GIVEN EXERCISE
Scan the listing below. Report each line that includes "فلما".

GIVEN DATA
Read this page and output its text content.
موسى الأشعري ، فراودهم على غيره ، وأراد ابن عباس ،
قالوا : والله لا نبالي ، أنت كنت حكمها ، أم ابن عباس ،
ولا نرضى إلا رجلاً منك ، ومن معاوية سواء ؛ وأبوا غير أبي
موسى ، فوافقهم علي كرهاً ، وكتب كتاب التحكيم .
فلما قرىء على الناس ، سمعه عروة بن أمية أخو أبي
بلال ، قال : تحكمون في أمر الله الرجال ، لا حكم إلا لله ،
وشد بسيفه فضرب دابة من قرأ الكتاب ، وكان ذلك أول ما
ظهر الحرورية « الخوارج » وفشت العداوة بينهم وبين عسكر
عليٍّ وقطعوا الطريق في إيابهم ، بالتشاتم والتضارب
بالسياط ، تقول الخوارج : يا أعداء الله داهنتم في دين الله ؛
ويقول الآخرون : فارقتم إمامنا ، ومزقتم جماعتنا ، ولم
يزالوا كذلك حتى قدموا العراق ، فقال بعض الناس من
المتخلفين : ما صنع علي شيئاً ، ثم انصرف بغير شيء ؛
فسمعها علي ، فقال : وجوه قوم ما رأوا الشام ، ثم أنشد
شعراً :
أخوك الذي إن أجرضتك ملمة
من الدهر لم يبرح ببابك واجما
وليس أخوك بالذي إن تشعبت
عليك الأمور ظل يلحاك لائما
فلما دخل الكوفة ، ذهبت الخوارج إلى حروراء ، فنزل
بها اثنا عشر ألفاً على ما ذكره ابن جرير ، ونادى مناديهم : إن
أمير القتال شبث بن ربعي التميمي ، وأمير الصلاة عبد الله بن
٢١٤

RESULT OF THIS EXERCISE
فلما قرىء على الناس ، سمعه عروة بن أمية أخو أبي
فلما دخل الكوفة ، ذهبت الخوارج إلى حروراء ، فنزل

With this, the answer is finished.